What follows is a set of records; repeat all of them exactly.

** start of MATERIAL TO PROCESS **

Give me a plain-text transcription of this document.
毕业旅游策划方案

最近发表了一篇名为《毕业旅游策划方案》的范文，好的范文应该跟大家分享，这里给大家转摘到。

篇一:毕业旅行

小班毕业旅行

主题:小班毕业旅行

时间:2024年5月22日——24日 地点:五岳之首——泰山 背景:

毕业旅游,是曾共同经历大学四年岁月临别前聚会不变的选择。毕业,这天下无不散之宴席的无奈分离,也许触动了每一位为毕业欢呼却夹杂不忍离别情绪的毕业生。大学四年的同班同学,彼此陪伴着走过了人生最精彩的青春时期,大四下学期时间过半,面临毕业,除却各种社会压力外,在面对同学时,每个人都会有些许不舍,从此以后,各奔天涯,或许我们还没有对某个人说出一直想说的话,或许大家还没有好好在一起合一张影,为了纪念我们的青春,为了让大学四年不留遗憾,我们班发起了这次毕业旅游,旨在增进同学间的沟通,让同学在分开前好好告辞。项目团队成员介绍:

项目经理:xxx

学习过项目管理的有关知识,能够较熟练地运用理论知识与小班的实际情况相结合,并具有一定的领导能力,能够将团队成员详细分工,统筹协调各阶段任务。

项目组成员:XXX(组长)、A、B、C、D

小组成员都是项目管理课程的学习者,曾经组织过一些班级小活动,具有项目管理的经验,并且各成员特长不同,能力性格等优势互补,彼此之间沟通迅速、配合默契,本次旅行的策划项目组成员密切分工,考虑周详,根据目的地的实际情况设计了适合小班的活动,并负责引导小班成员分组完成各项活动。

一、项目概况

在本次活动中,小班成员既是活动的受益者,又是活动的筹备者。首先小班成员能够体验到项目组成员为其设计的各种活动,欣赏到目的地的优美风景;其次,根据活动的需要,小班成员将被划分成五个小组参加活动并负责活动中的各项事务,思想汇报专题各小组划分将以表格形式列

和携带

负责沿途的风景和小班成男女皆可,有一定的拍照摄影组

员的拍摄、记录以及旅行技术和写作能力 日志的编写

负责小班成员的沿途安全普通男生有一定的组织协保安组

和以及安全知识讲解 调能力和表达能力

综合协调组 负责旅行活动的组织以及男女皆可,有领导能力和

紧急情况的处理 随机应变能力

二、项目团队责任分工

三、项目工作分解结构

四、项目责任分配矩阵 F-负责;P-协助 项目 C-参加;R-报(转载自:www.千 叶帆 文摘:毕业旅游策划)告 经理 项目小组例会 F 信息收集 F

** end of MATERIAL TO PROCESS **

* RESPONSE TO THE TASK:
Give me a plain-text transcription of this document.
毕业旅游策划方案

最近发表了一篇名为《毕业旅游策划方案》的范文，好的范文应该跟大家分享，这里给大家转摘到。

篇一:毕业旅行

小班毕业旅行

主题:小班毕业旅行

时间:2024年5月22日——24日 地点:五岳之首——泰山 背景:

毕业旅游,是曾共同经历大学四年岁月临别前聚会不变的选择。毕业,这天下无不散之宴席的无奈分离,也许触动了每一位为毕业欢呼却夹杂不忍离别情绪的毕业生。大学四年的同班同学,彼此陪伴着走过了人生最精彩的青春时期,大四下学期时间过半,面临毕业,除却各种社会压力外,在面对同学时,每个人都会有些许不舍,从此以后,各奔天涯,或许我们还没有对某个人说出一直想说的话,或许大家还没有好好在一起合一张影,为了纪念我们的青春,为了让大学四年不留遗憾,我们班发起了这次毕业旅游,旨在增进同学间的沟通,让同学在分开前好好告辞。项目团队成员介绍:

项目经理:xxx

学习过项目管理的有关知识,能够较熟练地运用理论知识与小班的实际情况相结合,并具有一定的领导能力,能够将团队成员详细分工,统筹协调各阶段任务。

项目组成员:XXX(组长)、A、B、C、D

小组成员都是项目管理课程的学习者,曾经组织过一些班级小活动,具有项目管理的经验,并且各成员特长不同,能力性格等优势互补,彼此之间沟通迅速、配合默契,本次旅行的策划项目组成员密切分工,考虑周详,根据目的地的实际情况设计了适合小班的活动,并负责引导小班成员分组完成各项活动。

一、项目概况

在本次活动中,小班成员既是活动的受益者,又是活动的筹备者。首先小班成员能够体验到项目组成员为其设计的各种活动,欣赏到目的地的优美风景;其次,根据活动的需要,小班成员将被划分成五个小组参加活动并负责活动中的各项事务,思想汇报专题各小组划分将以表格形式列

和携带

负责沿途的风景和小班成男女皆可,有一定的拍照摄影组

员的拍摄、记录以及旅行技术和写作能力 日志的编写

负责小班成员的沿途安全普通男生有一定的组织协保安组

和以及安全知识讲解 调能力和表达能力

综合协调组 负责旅行活动的组织以及男女皆可,有领导能力和

紧急情况的处理 随机应变能力

二、项目团队责任分工

三、项目工作分解结构

四、项目责任分配矩阵 F-负责;P-协助 项目 C-参加;R-报(转载自:www.千 叶帆 文摘:毕业旅游策划)告 经理 项目小组例会 F 信息收集 F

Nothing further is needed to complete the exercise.